### Data provided

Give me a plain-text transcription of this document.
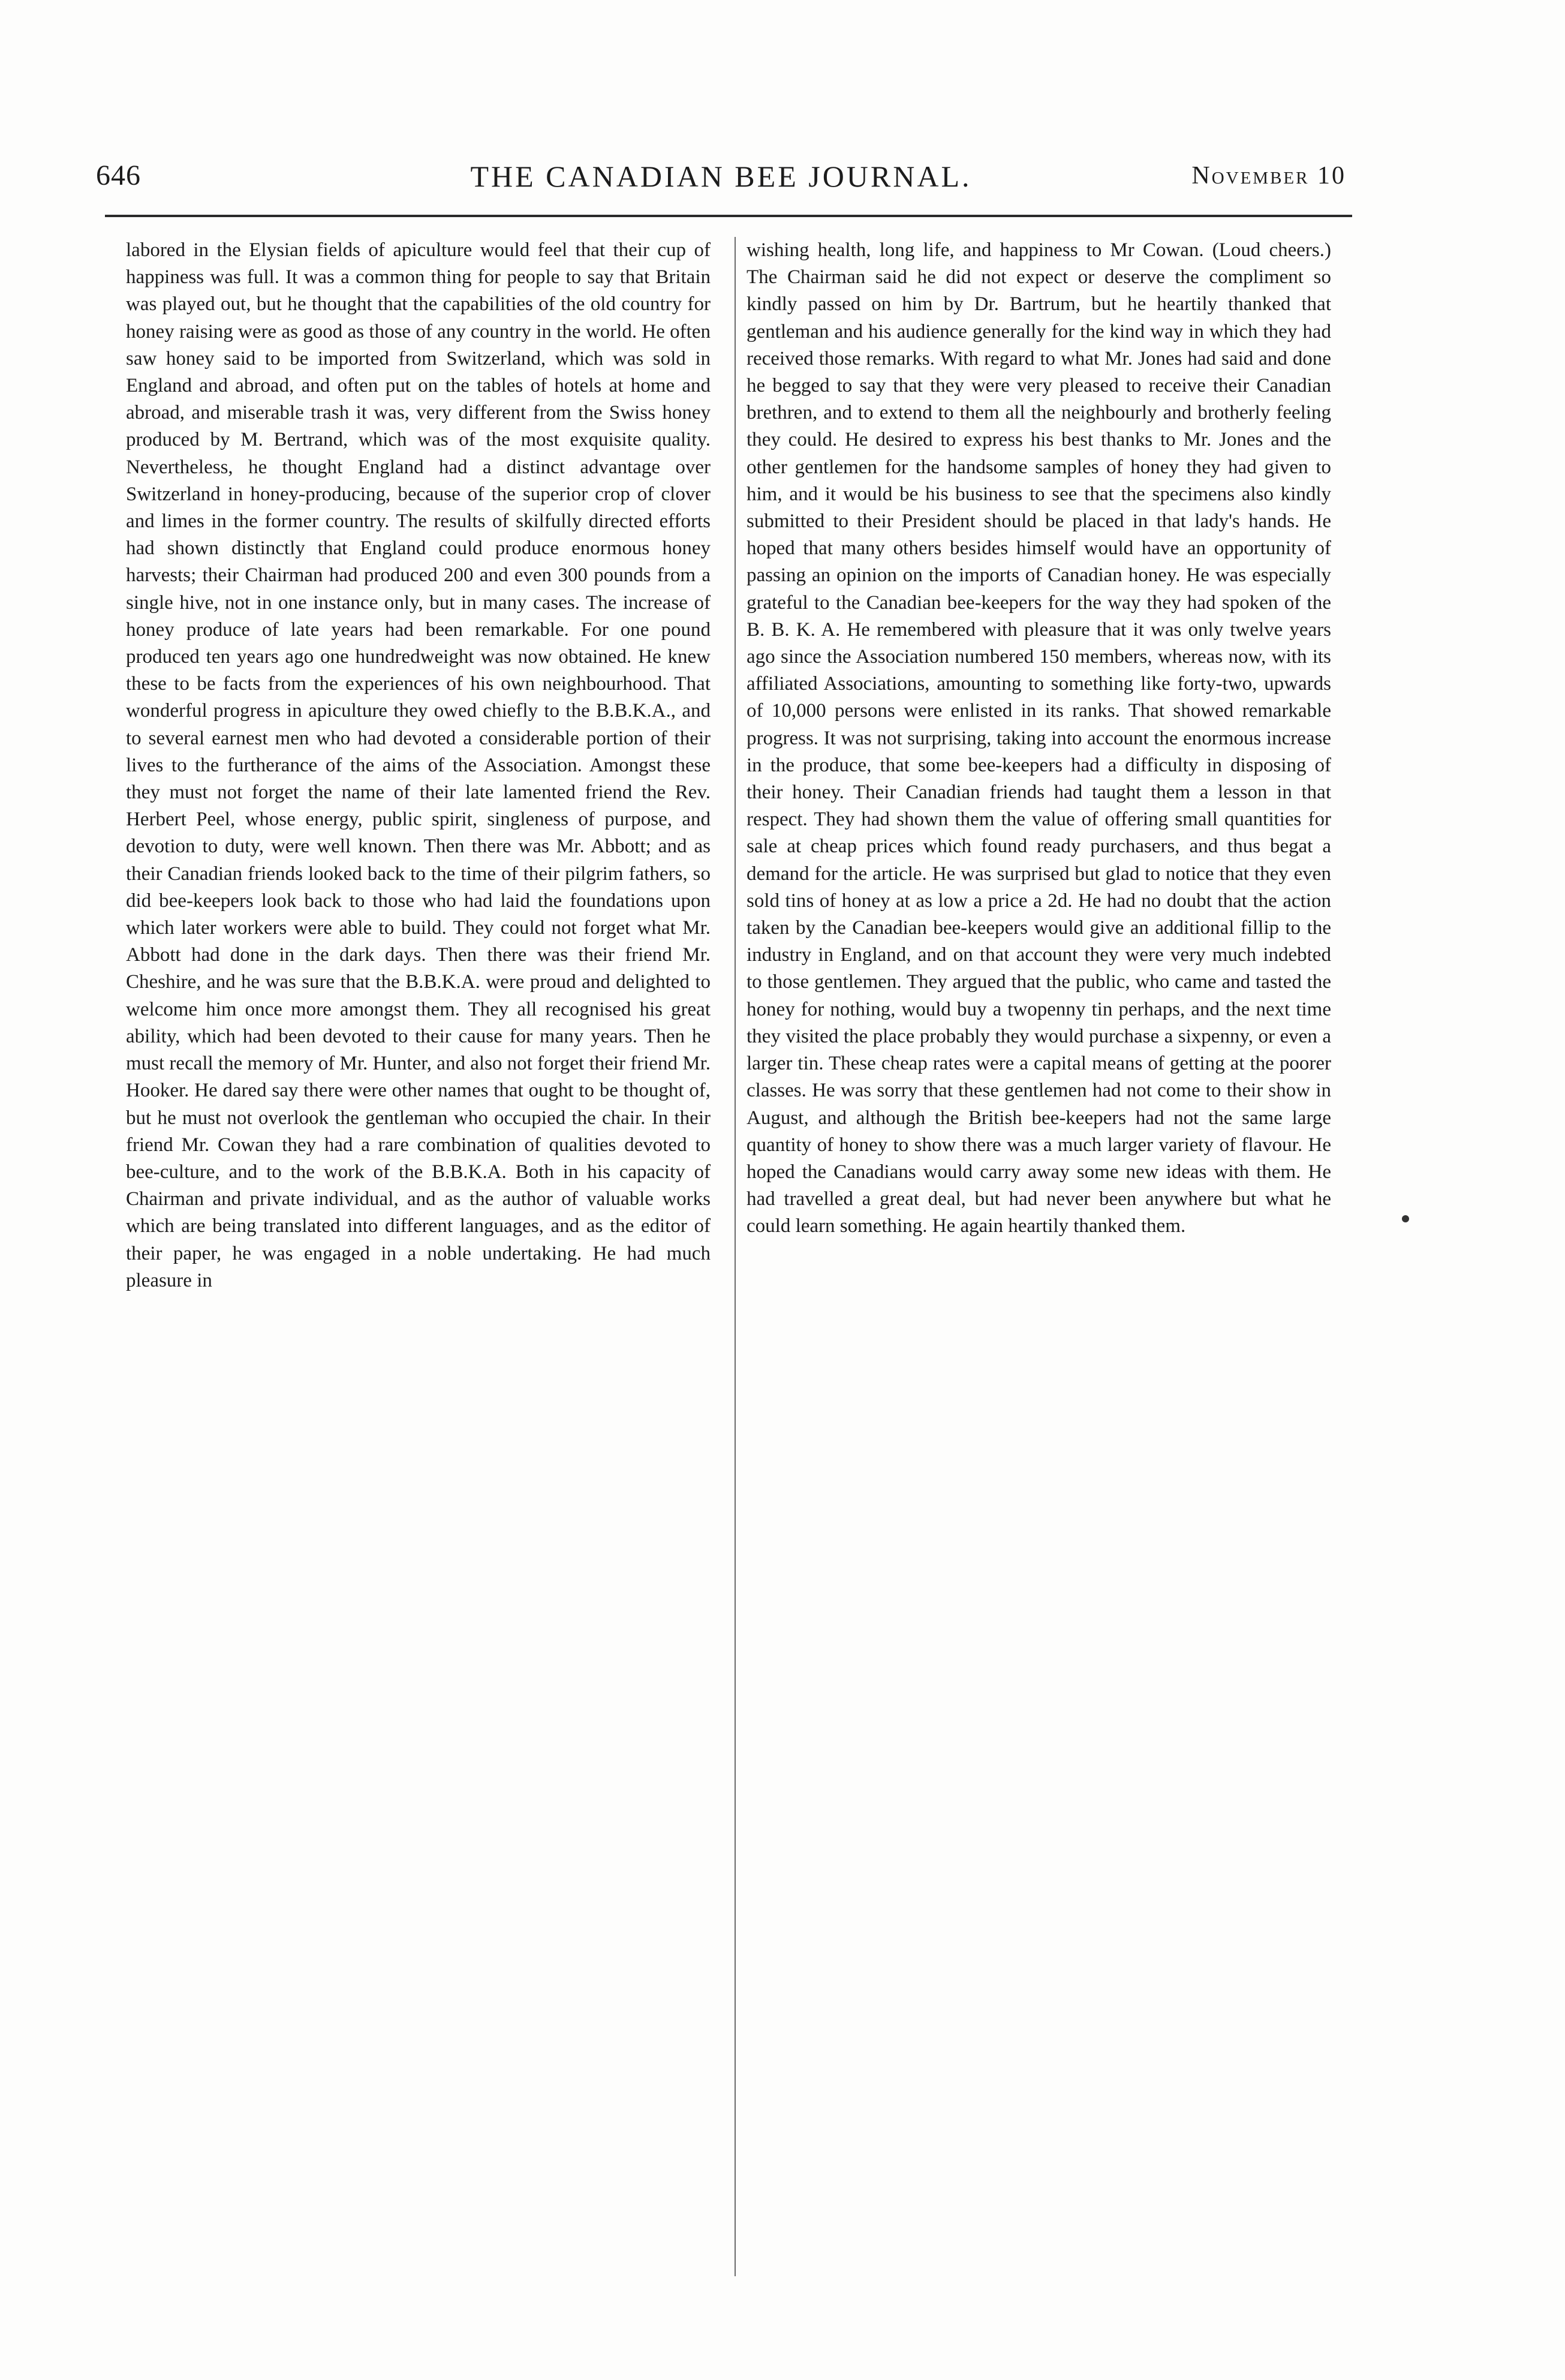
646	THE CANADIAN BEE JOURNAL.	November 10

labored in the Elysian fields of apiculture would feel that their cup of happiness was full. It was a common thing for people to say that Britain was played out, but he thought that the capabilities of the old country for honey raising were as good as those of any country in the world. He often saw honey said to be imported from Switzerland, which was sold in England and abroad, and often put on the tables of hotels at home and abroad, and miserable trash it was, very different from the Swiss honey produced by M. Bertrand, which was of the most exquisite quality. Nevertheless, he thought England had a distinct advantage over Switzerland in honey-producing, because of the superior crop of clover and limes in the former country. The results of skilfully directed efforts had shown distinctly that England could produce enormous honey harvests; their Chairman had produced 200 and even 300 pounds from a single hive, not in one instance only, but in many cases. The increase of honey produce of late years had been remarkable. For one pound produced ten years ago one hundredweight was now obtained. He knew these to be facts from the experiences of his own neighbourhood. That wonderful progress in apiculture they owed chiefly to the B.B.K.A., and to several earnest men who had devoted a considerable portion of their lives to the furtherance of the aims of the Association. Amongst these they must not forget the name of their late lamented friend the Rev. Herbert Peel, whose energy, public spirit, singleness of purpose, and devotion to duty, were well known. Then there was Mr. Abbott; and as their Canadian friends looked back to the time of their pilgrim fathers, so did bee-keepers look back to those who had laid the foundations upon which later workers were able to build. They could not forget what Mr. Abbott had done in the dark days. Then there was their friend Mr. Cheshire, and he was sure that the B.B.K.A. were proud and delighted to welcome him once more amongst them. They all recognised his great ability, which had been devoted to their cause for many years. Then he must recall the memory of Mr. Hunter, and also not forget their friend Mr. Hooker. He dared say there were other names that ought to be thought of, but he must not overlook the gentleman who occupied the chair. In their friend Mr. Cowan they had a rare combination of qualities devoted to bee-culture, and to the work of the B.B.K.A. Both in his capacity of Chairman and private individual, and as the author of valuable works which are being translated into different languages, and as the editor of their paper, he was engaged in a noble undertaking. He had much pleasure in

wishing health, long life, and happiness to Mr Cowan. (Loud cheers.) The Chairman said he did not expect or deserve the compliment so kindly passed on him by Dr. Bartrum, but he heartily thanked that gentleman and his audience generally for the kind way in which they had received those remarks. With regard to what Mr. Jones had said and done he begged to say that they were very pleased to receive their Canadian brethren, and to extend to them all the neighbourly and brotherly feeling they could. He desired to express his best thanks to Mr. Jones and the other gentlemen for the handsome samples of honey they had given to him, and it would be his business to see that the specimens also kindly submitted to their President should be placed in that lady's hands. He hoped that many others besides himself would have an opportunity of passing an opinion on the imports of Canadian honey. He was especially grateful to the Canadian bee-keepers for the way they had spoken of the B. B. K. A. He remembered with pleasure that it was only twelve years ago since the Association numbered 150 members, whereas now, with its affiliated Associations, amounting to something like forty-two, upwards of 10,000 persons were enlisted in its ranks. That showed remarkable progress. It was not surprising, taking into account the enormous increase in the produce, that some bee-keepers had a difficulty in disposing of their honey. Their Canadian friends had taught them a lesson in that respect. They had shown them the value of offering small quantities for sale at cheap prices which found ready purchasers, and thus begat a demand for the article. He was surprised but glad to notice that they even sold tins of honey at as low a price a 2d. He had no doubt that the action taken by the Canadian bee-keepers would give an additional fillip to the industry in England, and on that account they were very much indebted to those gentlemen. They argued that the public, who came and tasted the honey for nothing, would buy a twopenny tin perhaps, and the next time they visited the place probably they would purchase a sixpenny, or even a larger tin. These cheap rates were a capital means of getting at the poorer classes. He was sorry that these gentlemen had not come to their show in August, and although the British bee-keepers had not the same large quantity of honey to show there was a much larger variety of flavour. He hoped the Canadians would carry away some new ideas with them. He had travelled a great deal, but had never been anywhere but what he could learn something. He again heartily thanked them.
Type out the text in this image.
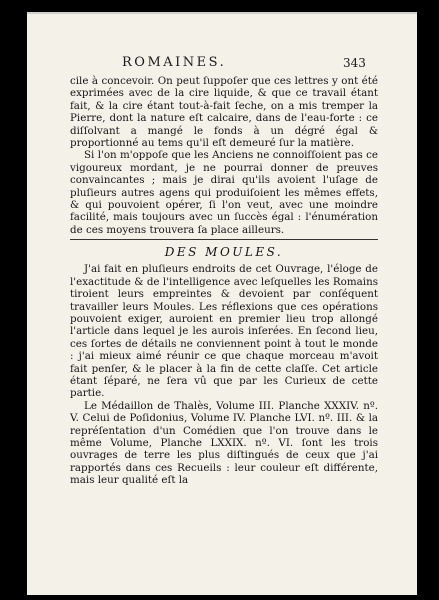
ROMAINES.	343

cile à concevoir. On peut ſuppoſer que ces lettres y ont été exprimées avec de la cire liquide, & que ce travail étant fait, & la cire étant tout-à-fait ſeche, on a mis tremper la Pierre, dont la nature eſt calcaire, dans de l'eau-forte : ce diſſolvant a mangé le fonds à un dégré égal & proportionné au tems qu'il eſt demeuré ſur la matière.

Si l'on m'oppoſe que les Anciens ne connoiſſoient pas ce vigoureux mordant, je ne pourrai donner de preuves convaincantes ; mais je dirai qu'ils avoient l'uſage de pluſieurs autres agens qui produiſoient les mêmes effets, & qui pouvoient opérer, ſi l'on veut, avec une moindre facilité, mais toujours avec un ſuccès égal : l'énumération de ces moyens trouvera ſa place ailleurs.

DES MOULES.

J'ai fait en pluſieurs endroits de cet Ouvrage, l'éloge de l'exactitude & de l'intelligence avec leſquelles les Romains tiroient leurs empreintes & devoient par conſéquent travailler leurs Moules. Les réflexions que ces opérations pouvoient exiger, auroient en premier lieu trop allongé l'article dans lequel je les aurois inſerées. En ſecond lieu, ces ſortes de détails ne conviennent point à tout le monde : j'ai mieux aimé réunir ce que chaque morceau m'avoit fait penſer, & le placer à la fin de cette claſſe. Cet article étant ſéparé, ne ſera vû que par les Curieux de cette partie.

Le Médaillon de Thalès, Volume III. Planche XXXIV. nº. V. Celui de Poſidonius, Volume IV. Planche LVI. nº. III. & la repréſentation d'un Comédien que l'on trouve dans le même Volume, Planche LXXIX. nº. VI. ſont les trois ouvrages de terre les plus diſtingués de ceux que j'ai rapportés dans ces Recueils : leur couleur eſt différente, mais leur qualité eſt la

### What is needed
Which lines above contain the word "mais"? Copy each of them.

### Written reply
Si l'on m'oppoſe que les Anciens ne connoiſſoient pas ce vigoureux mordant, je ne pourrai donner de preuves convaincantes ; mais je dirai qu'ils avoient l'uſage de pluſieurs autres agens qui produiſoient les mêmes effets, & qui pouvoient opérer, ſi l'on veut, avec une moindre facilité, mais toujours avec un ſuccès égal : l'énumération de ces moyens trouvera ſa place ailleurs.
Le Médaillon de Thalès, Volume III. Planche XXXIV. nº. V. Celui de Poſidonius, Volume IV. Planche LVI. nº. III. & la repréſentation d'un Comédien que l'on trouve dans le même Volume, Planche LXXIX. nº. VI. ſont les trois ouvrages de terre les plus diſtingués de ceux que j'ai rapportés dans ces Recueils : leur couleur eſt différente, mais leur qualité eſt la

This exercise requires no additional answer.